═══ EXTRACTED ENTRIES

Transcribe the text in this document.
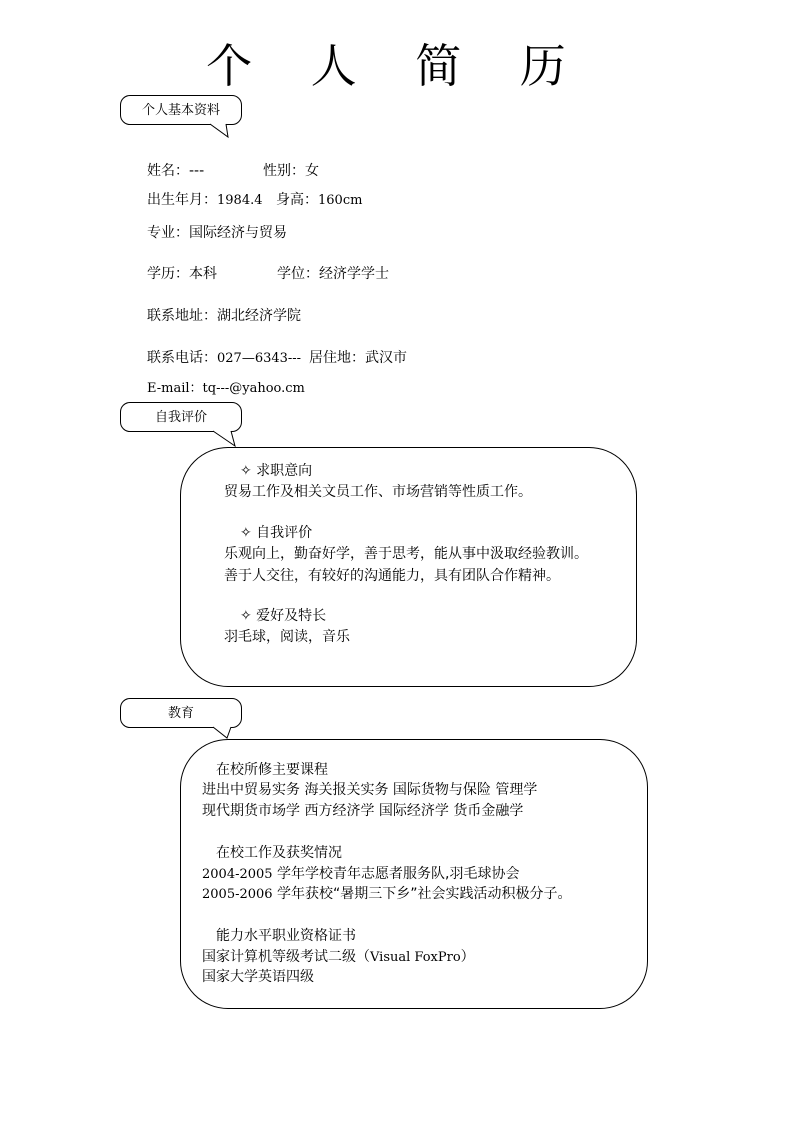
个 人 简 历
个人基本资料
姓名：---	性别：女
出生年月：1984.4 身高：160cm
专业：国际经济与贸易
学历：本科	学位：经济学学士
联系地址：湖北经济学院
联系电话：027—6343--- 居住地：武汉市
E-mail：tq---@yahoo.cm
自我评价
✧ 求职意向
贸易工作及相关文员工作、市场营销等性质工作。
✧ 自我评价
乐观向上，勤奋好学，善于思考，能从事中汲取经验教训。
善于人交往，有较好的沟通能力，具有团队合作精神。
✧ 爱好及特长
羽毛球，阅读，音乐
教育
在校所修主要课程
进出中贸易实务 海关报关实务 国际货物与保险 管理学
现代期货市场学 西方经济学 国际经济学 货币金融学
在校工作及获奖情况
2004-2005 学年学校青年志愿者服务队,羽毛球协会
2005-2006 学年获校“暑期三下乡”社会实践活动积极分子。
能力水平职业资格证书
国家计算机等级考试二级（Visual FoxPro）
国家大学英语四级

══════

WHAT IS NEEDED | Quote every record above exactly, omitting any pictures they contain.

SOLVED EXERCISE |
Transcribe the text in this document.
个 人 简 历
个人基本资料
姓名：---	性别：女
出生年月：1984.4 身高：160cm
专业：国际经济与贸易
学历：本科	学位：经济学学士
联系地址：湖北经济学院
联系电话：027—6343--- 居住地：武汉市
E-mail：tq---@yahoo.cm
自我评价
✧ 求职意向
贸易工作及相关文员工作、市场营销等性质工作。
✧ 自我评价
乐观向上，勤奋好学，善于思考，能从事中汲取经验教训。
善于人交往，有较好的沟通能力，具有团队合作精神。
✧ 爱好及特长
羽毛球，阅读，音乐
教育
在校所修主要课程
进出中贸易实务 海关报关实务 国际货物与保险 管理学
现代期货市场学 西方经济学 国际经济学 货币金融学
在校工作及获奖情况
2004-2005 学年学校青年志愿者服务队,羽毛球协会
2005-2006 学年获校“暑期三下乡”社会实践活动积极分子。
能力水平职业资格证书
国家计算机等级考试二级（Visual FoxPro）
国家大学英语四级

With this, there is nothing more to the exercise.